▸ WHAT IS REQUIRED
Reproduce each line of the records below word for word, with every name, number and coordinate unchanged.

▸ TASK INPUTS

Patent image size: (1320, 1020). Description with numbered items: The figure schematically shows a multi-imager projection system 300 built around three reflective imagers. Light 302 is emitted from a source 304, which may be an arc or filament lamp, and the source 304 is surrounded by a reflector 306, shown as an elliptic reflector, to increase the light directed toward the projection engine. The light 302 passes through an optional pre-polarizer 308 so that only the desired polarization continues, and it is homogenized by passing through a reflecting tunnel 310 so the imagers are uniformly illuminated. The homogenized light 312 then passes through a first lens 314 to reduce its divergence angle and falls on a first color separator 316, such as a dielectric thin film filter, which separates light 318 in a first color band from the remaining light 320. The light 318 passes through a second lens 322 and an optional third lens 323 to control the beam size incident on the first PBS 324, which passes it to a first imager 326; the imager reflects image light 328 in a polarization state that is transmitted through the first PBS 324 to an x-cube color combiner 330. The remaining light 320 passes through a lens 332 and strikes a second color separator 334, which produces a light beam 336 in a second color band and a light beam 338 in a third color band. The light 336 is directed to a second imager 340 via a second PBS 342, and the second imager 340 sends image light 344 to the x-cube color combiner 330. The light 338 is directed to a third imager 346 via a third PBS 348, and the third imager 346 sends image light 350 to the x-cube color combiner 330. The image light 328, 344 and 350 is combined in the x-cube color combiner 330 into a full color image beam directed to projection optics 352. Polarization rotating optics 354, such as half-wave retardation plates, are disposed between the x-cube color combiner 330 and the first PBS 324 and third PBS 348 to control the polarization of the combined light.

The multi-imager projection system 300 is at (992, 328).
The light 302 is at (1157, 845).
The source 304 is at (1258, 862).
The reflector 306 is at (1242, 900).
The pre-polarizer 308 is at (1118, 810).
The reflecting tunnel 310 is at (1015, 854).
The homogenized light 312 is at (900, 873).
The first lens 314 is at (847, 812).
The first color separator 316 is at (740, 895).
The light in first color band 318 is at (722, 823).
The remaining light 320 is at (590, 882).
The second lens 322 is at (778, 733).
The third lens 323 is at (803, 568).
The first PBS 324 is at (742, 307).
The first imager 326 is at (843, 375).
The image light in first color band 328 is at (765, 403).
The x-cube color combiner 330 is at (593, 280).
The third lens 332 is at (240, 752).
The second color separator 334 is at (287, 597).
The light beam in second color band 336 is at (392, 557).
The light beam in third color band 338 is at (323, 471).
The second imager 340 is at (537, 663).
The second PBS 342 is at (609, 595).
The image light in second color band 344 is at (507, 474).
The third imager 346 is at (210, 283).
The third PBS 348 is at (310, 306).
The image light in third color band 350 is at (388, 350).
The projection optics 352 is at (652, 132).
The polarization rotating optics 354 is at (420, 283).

▸ OUTPUT OF THE EXERCISE
Patent image size: (1320, 1020). Description with numbered items: The figure schematically shows a multi-imager projection system 300 built around three reflective imagers. Light 302 is emitted from a source 304, which may be an arc or filament lamp, and the source 304 is surrounded by a reflector 306, shown as an elliptic reflector, to increase the light directed toward the projection engine. The light 302 passes through an optional pre-polarizer 308 so that only the desired polarization continues, and it is homogenized by passing through a reflecting tunnel 310 so the imagers are uniformly illuminated. The homogenized light 312 then passes through a first lens 314 to reduce its divergence angle and falls on a first color separator 316, such as a dielectric thin film filter, which separates light 318 in a first color band from the remaining light 320. The light 318 passes through a second lens 322 and an optional third lens 323 to control the beam size incident on the first PBS 324, which passes it to a first imager 326; the imager reflects image light 328 in a polarization state that is transmitted through the first PBS 324 to an x-cube color combiner 330. The remaining light 320 passes through a lens 332 and strikes a second color separator 334, which produces a light beam 336 in a second color band and a light beam 338 in a third color band. The light 336 is directed to a second imager 340 via a second PBS 342, and the second imager 340 sends image light 344 to the x-cube color combiner 330. The light 338 is directed to a third imager 346 via a third PBS 348, and the third imager 346 sends image light 350 to the x-cube color combiner 330. The image light 328, 344 and 350 is combined in the x-cube color combiner 330 into a full color image beam directed to projection optics 352. Polarization rotating optics 354, such as half-wave retardation plates, are disposed between the x-cube color combiner 330 and the first PBS 324 and third PBS 348 to control the polarization of the combined light.

The multi-imager projection system 300 is at (992, 328).
The light 302 is at (1157, 845).
The source 304 is at (1258, 862).
The reflector 306 is at (1242, 900).
The pre-polarizer 308 is at (1118, 810).
The reflecting tunnel 310 is at (1015, 854).
The homogenized light 312 is at (900, 873).
The first lens 314 is at (847, 812).
The first color separator 316 is at (740, 895).
The light in first color band 318 is at (722, 823).
The remaining light 320 is at (590, 882).
The second lens 322 is at (778, 733).
The third lens 323 is at (803, 568).
The first PBS 324 is at (742, 307).
The first imager 326 is at (843, 375).
The image light in first color band 328 is at (765, 403).
The x-cube color combiner 330 is at (593, 280).
The third lens 332 is at (240, 752).
The second color separator 334 is at (287, 597).
The light beam in second color band 336 is at (392, 557).
The light beam in third color band 338 is at (323, 471).
The second imager 340 is at (537, 663).
The second PBS 342 is at (609, 595).
The image light in second color band 344 is at (507, 474).
The third imager 346 is at (210, 283).
The third PBS 348 is at (310, 306).
The image light in third color band 350 is at (388, 350).
The projection optics 352 is at (652, 132).
The polarization rotating optics 354 is at (420, 283).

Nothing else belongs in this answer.